WHAT TO WORK ON - Find each line containing the string "أحاديث". Copy it.

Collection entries
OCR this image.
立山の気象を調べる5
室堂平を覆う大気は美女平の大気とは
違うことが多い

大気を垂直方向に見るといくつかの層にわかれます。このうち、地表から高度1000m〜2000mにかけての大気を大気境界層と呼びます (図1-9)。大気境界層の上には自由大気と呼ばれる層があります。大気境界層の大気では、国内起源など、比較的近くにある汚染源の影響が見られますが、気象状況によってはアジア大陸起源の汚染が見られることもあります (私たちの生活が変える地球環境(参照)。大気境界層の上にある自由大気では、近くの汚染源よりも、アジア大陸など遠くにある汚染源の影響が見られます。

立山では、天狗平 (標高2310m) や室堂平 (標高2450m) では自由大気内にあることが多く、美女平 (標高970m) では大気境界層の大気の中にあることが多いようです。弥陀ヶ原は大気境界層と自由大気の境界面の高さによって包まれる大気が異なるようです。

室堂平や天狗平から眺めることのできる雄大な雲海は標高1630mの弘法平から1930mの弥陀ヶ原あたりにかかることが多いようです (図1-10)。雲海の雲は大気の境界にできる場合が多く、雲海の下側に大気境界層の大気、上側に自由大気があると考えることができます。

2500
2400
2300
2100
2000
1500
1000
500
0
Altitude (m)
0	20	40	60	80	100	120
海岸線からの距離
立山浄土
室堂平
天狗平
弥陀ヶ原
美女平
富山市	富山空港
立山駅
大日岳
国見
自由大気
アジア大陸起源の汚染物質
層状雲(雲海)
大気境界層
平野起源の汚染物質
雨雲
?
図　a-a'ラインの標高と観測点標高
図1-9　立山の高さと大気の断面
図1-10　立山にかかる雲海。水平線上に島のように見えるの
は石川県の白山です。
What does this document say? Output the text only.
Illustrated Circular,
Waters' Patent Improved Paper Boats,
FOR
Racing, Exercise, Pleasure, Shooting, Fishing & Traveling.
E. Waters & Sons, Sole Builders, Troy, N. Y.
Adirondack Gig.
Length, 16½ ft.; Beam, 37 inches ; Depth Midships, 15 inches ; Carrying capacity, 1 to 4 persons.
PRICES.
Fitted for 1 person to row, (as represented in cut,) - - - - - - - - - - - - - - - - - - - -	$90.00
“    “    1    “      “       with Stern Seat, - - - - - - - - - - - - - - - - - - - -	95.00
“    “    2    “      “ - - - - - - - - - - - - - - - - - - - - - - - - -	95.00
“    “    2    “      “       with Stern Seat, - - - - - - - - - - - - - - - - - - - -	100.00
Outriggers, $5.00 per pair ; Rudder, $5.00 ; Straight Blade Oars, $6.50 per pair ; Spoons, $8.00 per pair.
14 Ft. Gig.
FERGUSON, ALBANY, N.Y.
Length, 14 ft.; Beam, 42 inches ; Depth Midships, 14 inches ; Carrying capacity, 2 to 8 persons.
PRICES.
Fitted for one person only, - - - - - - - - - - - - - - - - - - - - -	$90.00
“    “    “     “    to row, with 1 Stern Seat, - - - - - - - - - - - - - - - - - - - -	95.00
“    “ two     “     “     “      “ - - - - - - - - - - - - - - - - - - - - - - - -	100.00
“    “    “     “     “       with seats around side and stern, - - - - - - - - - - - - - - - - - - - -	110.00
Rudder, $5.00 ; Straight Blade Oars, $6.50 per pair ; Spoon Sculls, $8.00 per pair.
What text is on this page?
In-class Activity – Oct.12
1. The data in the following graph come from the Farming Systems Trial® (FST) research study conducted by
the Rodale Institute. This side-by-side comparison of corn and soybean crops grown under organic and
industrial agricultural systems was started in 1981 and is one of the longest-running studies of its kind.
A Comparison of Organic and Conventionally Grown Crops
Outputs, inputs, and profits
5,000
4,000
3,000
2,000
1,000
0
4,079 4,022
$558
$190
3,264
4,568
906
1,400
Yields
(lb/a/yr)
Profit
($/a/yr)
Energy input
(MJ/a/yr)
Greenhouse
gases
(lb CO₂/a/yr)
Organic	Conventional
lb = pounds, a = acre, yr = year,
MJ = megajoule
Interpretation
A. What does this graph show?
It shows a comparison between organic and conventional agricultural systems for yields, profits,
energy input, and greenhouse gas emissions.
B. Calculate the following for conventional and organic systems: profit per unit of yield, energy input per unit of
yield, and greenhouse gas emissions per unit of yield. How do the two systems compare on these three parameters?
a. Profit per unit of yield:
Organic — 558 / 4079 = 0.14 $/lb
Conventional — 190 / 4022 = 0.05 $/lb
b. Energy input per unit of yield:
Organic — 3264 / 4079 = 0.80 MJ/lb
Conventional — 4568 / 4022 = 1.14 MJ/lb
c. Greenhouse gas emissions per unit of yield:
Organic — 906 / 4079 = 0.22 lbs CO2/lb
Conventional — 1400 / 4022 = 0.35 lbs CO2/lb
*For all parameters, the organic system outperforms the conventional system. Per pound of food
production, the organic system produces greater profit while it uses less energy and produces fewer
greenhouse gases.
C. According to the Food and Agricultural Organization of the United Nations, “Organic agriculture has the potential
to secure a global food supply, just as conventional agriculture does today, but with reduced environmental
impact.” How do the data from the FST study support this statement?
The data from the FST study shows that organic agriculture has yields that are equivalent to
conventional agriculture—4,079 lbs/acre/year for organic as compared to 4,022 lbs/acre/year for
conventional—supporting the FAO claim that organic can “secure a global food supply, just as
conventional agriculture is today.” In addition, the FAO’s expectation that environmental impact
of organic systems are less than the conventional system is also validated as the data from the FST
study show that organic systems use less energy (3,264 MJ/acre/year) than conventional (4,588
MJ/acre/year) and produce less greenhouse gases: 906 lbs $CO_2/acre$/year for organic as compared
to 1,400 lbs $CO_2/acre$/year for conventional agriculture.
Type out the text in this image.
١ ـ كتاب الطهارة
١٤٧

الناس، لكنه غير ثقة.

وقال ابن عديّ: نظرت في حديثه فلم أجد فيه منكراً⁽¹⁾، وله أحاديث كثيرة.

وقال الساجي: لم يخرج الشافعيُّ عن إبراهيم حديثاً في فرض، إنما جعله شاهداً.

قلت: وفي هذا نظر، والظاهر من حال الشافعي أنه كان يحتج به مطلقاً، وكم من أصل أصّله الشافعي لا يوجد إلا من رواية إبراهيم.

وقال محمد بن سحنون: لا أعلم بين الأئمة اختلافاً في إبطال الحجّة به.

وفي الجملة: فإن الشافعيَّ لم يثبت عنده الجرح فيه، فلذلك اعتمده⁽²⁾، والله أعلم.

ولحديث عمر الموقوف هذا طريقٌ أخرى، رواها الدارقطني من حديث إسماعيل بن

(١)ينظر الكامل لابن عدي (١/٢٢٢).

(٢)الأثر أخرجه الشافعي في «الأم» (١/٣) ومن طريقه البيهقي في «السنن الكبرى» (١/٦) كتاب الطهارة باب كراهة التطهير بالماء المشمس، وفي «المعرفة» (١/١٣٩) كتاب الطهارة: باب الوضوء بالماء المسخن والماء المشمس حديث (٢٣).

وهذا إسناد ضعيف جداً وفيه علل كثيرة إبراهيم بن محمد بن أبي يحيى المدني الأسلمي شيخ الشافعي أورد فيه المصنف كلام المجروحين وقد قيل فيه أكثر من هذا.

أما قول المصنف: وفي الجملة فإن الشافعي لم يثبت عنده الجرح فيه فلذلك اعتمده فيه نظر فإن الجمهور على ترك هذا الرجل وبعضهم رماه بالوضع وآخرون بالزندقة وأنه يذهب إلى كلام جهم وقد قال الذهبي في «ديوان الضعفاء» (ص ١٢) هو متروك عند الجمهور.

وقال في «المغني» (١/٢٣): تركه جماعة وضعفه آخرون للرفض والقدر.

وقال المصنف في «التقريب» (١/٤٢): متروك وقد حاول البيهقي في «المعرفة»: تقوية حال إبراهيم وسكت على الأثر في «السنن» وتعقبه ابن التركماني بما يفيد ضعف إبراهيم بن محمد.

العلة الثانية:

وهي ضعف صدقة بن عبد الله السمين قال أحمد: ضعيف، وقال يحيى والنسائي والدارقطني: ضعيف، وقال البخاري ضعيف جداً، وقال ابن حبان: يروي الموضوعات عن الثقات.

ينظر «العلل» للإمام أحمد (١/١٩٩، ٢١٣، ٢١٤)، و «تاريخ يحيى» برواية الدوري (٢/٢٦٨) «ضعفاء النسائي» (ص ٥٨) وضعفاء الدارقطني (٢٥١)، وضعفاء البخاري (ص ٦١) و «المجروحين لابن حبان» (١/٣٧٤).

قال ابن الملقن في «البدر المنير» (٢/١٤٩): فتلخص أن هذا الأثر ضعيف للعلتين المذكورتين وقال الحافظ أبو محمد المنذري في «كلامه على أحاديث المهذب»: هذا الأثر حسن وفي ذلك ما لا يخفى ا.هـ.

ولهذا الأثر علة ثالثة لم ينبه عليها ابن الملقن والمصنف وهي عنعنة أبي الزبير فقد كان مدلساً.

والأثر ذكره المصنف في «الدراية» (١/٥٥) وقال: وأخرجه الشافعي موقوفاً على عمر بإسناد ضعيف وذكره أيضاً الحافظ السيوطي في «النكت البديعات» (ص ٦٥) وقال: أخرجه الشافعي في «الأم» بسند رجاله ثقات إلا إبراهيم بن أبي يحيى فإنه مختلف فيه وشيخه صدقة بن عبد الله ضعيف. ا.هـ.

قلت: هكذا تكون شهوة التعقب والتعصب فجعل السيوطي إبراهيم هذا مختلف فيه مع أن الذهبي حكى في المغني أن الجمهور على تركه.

TASK SOLUTION -
وقال ابن عديّ: نظرت في حديثه فلم أجد فيه منكراً⁽¹⁾، وله أحاديث كثيرة.
قال ابن الملقن في «البدر المنير» (٢/١٤٩): فتلخص أن هذا الأثر ضعيف للعلتين المذكورتين وقال الحافظ أبو محمد المنذري في «كلامه على أحاديث المهذب»: هذا الأثر حسن وفي ذلك ما لا يخفى ا.هـ.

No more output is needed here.